The request: Reproduce every entry exactly.

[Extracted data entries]
========================================
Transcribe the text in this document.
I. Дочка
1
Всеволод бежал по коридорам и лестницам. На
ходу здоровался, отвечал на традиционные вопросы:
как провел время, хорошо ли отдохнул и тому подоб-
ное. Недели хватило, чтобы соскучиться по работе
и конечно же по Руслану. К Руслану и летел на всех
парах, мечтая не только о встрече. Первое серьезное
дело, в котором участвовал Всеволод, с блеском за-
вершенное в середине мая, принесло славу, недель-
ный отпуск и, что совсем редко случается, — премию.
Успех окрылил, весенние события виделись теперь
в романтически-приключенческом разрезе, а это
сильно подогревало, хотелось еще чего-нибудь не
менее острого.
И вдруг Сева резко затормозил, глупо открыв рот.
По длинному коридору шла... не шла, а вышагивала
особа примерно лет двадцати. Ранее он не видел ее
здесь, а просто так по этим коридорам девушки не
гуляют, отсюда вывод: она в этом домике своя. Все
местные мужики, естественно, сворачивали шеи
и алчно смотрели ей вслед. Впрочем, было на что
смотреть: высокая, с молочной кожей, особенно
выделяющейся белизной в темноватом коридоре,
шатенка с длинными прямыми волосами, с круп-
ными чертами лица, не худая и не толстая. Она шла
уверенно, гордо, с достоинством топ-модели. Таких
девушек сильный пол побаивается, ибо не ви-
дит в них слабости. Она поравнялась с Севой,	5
========================================
Solution to the exercise:
Transcribe the text in this document.
I. Дочка
1
Всеволод бежал по коридорам и лестницам. На
ходу здоровался, отвечал на традиционные вопросы:
как провел время, хорошо ли отдохнул и тому подоб-
ное. Недели хватило, чтобы соскучиться по работе
и конечно же по Руслану. К Руслану и летел на всех
парах, мечтая не только о встрече. Первое серьезное
дело, в котором участвовал Всеволод, с блеском за-
вершенное в середине мая, принесло славу, недель-
ный отпуск и, что совсем редко случается, — премию.
Успех окрылил, весенние события виделись теперь
в романтически-приключенческом разрезе, а это
сильно подогревало, хотелось еще чего-нибудь не
менее острого.
И вдруг Сева резко затормозил, глупо открыв рот.
По длинному коридору шла... не шла, а вышагивала
особа примерно лет двадцати. Ранее он не видел ее
здесь, а просто так по этим коридорам девушки не
гуляют, отсюда вывод: она в этом домике своя. Все
местные мужики, естественно, сворачивали шеи
и алчно смотрели ей вслед. Впрочем, было на что
смотреть: высокая, с молочной кожей, особенно
выделяющейся белизной в темноватом коридоре,
шатенка с длинными прямыми волосами, с круп-
ными чертами лица, не худая и не толстая. Она шла
уверенно, гордо, с достоинством топ-модели. Таких
девушек сильный пол побаивается, ибо не ви-
дит в них слабости. Она поравнялась с Севой,	5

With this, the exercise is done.